Task material:
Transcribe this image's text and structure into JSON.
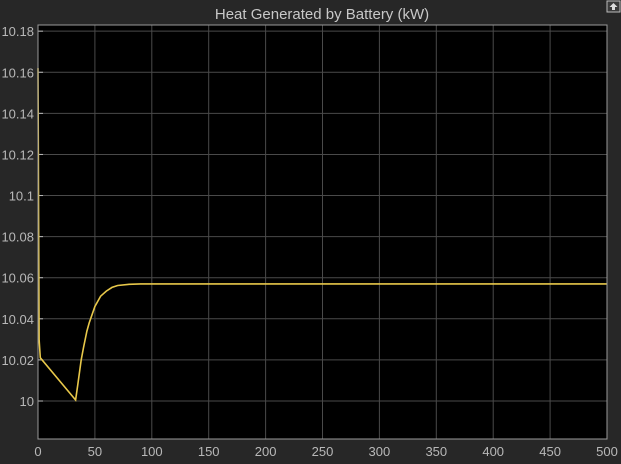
{
  "chart_data": {
    "type": "line",
    "title": "Heat Generated by Battery (kW)",
    "xlabel": "",
    "ylabel": "",
    "xlim": [
      0,
      500
    ],
    "ylim": [
      9.9815,
      10.183
    ],
    "xticks": [
      0,
      50,
      100,
      150,
      200,
      250,
      300,
      350,
      400,
      450,
      500
    ],
    "yticks": [
      10,
      10.02,
      10.04,
      10.06,
      10.08,
      10.1,
      10.12,
      10.14,
      10.16,
      10.18
    ],
    "ytick_labels": [
      "10",
      "10.02",
      "10.04",
      "10.06",
      "10.08",
      "10.1",
      "10.12",
      "10.14",
      "10.16",
      "10.18"
    ],
    "grid": true,
    "series": [
      {
        "color": "#e8c84a",
        "x": [
          0,
          0.5,
          1,
          2,
          33,
          35,
          38,
          40,
          43,
          45,
          50,
          55,
          60,
          65,
          70,
          80,
          90,
          100,
          500
        ],
        "y": [
          10.162,
          10.09,
          10.03,
          10.021,
          10.0005,
          10.008,
          10.02,
          10.026,
          10.034,
          10.038,
          10.046,
          10.051,
          10.0535,
          10.0553,
          10.0562,
          10.0568,
          10.057,
          10.057,
          10.057
        ]
      }
    ]
  },
  "colors": {
    "background": "#272727",
    "plot_bg": "#000000",
    "grid": "#4a4a4a",
    "axis": "#bfbfbf"
  },
  "toolbar": {
    "icon": "restore-axes-icon"
  }
}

Problem to work on: Except for the pictures, print the data above exactly.

Result of this exercise:
Transcribe this image's text and structure into JSON.
{
  "chart_data": {
    "type": "line",
    "title": "Heat Generated by Battery (kW)",
    "xlabel": "",
    "ylabel": "",
    "xlim": [
      0,
      500
    ],
    "ylim": [
      9.9815,
      10.183
    ],
    "xticks": [
      0,
      50,
      100,
      150,
      200,
      250,
      300,
      350,
      400,
      450,
      500
    ],
    "yticks": [
      10,
      10.02,
      10.04,
      10.06,
      10.08,
      10.1,
      10.12,
      10.14,
      10.16,
      10.18
    ],
    "ytick_labels": [
      "10",
      "10.02",
      "10.04",
      "10.06",
      "10.08",
      "10.1",
      "10.12",
      "10.14",
      "10.16",
      "10.18"
    ],
    "grid": true,
    "series": [
      {
        "color": "#e8c84a",
        "x": [
          0,
          0.5,
          1,
          2,
          33,
          35,
          38,
          40,
          43,
          45,
          50,
          55,
          60,
          65,
          70,
          80,
          90,
          100,
          500
        ],
        "y": [
          10.162,
          10.09,
          10.03,
          10.021,
          10.0005,
          10.008,
          10.02,
          10.026,
          10.034,
          10.038,
          10.046,
          10.051,
          10.0535,
          10.0553,
          10.0562,
          10.0568,
          10.057,
          10.057,
          10.057
        ]
      }
    ]
  },
  "colors": {
    "background": "#272727",
    "plot_bg": "#000000",
    "grid": "#4a4a4a",
    "axis": "#bfbfbf"
  },
  "toolbar": {
    "icon": "restore-axes-icon"
  }
}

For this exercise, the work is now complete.